◆ GOAL: Drop the pictures, then extract the listing word for word.

◆ Extracted records:
╭──

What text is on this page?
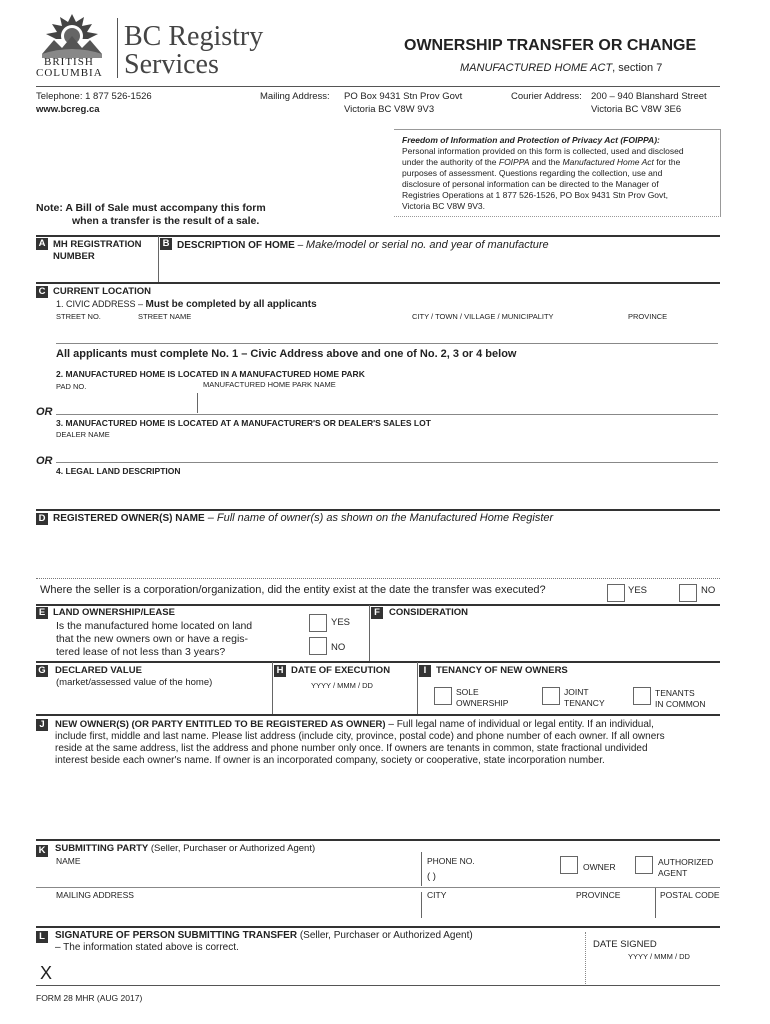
BRITISH
COLUMBIA
BC Registry
Services
OWNERSHIP TRANSFER OR CHANGE
MANUFACTURED HOME ACT, section 7
Telephone: 1 877 526-1526
www.bcreg.ca
Mailing Address: PO Box 9431 Stn Prov Govt
Victoria BC V8W 9V3
Courier Address: 200 – 940 Blanshard Street
Victoria BC V8W 3E6
Freedom of Information and Protection of Privacy Act (FOIPPA):
Personal information provided on this form is collected, used and disclosed
under the authority of the FOIPPA and the Manufactured Home Act for the
purposes of assessment. Questions regarding the collection, use and
disclosure of personal information can be directed to the Manager of
Registries Operations at 1 877 526-1526, PO Box 9431 Stn Prov Govt,
Victoria BC V8W 9V3.
Note: A Bill of Sale must accompany this form
when a transfer is the result of a sale.
A MH REGISTRATION
NUMBER
B DESCRIPTION OF HOME – Make/model or serial no. and year of manufacture
C CURRENT LOCATION
1. CIVIC ADDRESS – Must be completed by all applicants
STREET NO.	STREET NAME	CITY / TOWN / VILLAGE / MUNICIPALITY	PROVINCE
All applicants must complete No. 1 – Civic Address above and one of No. 2, 3 or 4 below
2. MANUFACTURED HOME IS LOCATED IN A MANUFACTURED HOME PARK
PAD NO.	MANUFACTURED HOME PARK NAME
OR
3. MANUFACTURED HOME IS LOCATED AT A MANUFACTURER'S OR DEALER'S SALES LOT
DEALER NAME
OR
4. LEGAL LAND DESCRIPTION
D REGISTERED OWNER(S) NAME – Full name of owner(s) as shown on the Manufactured Home Register
Where the seller is a corporation/organization, did the entity exist at the date the transfer was executed?	YES	NO
E LAND OWNERSHIP/LEASE
Is the manufactured home located on land
that the new owners own or have a regis-
tered lease of not less than 3 years?
YES
NO
F CONSIDERATION
G DECLARED VALUE
(market/assessed value of the home)
H DATE OF EXECUTION
YYYY / MMM / DD
I	TENANCY OF NEW OWNERS
SOLE
OWNERSHIP
JOINT
TENANCY
TENANTS
IN COMMON
J	NEW OWNER(S) (OR PARTY ENTITLED TO BE REGISTERED AS OWNER) – Full legal name of individual or legal entity. If an individual,
include first, middle and last name. Please list address (include city, province, postal code) and phone number of each owner. If all owners
reside at the same address, list the address and phone number only once. If owners are tenants in common, state fractional undivided
interest beside each owner's name. If owner is an incorporated company, society or cooperative, state incorporation number.
K SUBMITTING PARTY (Seller, Purchaser or Authorized Agent)
NAME	PHONE NO.
( )
OWNER	AUTHORIZED
AGENT
MAILING ADDRESS	CITY	PROVINCE	POSTAL CODE
L	SIGNATURE OF PERSON SUBMITTING TRANSFER (Seller, Purchaser or Authorized Agent)
– The information stated above is correct.	DATE SIGNED
YYYY / MMM / DD
X
FORM 28 MHR (AUG 2017)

╰──

◆ SOLUTION TO THE PROBLEM:
What text is on this page?
BRITISH
COLUMBIA
BC Registry
Services
OWNERSHIP TRANSFER OR CHANGE
MANUFACTURED HOME ACT, section 7
Telephone: 1 877 526-1526
www.bcreg.ca
Mailing Address: PO Box 9431 Stn Prov Govt
Victoria BC V8W 9V3
Courier Address: 200 – 940 Blanshard Street
Victoria BC V8W 3E6
Freedom of Information and Protection of Privacy Act (FOIPPA):
Personal information provided on this form is collected, used and disclosed
under the authority of the FOIPPA and the Manufactured Home Act for the
purposes of assessment. Questions regarding the collection, use and
disclosure of personal information can be directed to the Manager of
Registries Operations at 1 877 526-1526, PO Box 9431 Stn Prov Govt,
Victoria BC V8W 9V3.
Note: A Bill of Sale must accompany this form
when a transfer is the result of a sale.
A MH REGISTRATION
NUMBER
B DESCRIPTION OF HOME – Make/model or serial no. and year of manufacture
C CURRENT LOCATION
1. CIVIC ADDRESS – Must be completed by all applicants
STREET NO.	STREET NAME	CITY / TOWN / VILLAGE / MUNICIPALITY	PROVINCE
All applicants must complete No. 1 – Civic Address above and one of No. 2, 3 or 4 below
2. MANUFACTURED HOME IS LOCATED IN A MANUFACTURED HOME PARK
PAD NO.	MANUFACTURED HOME PARK NAME
OR
3. MANUFACTURED HOME IS LOCATED AT A MANUFACTURER'S OR DEALER'S SALES LOT
DEALER NAME
OR
4. LEGAL LAND DESCRIPTION
D REGISTERED OWNER(S) NAME – Full name of owner(s) as shown on the Manufactured Home Register
Where the seller is a corporation/organization, did the entity exist at the date the transfer was executed?	YES	NO
E LAND OWNERSHIP/LEASE
Is the manufactured home located on land
that the new owners own or have a regis-
tered lease of not less than 3 years?
YES
NO
F CONSIDERATION
G DECLARED VALUE
(market/assessed value of the home)
H DATE OF EXECUTION
YYYY / MMM / DD
I	TENANCY OF NEW OWNERS
SOLE
OWNERSHIP
JOINT
TENANCY
TENANTS
IN COMMON
J	NEW OWNER(S) (OR PARTY ENTITLED TO BE REGISTERED AS OWNER) – Full legal name of individual or legal entity. If an individual,
include first, middle and last name. Please list address (include city, province, postal code) and phone number of each owner. If all owners
reside at the same address, list the address and phone number only once. If owners are tenants in common, state fractional undivided
interest beside each owner's name. If owner is an incorporated company, society or cooperative, state incorporation number.
K SUBMITTING PARTY (Seller, Purchaser or Authorized Agent)
NAME	PHONE NO.
( )
OWNER	AUTHORIZED
AGENT
MAILING ADDRESS	CITY	PROVINCE	POSTAL CODE
L	SIGNATURE OF PERSON SUBMITTING TRANSFER (Seller, Purchaser or Authorized Agent)
– The information stated above is correct.	DATE SIGNED
YYYY / MMM / DD
X
FORM 28 MHR (AUG 2017)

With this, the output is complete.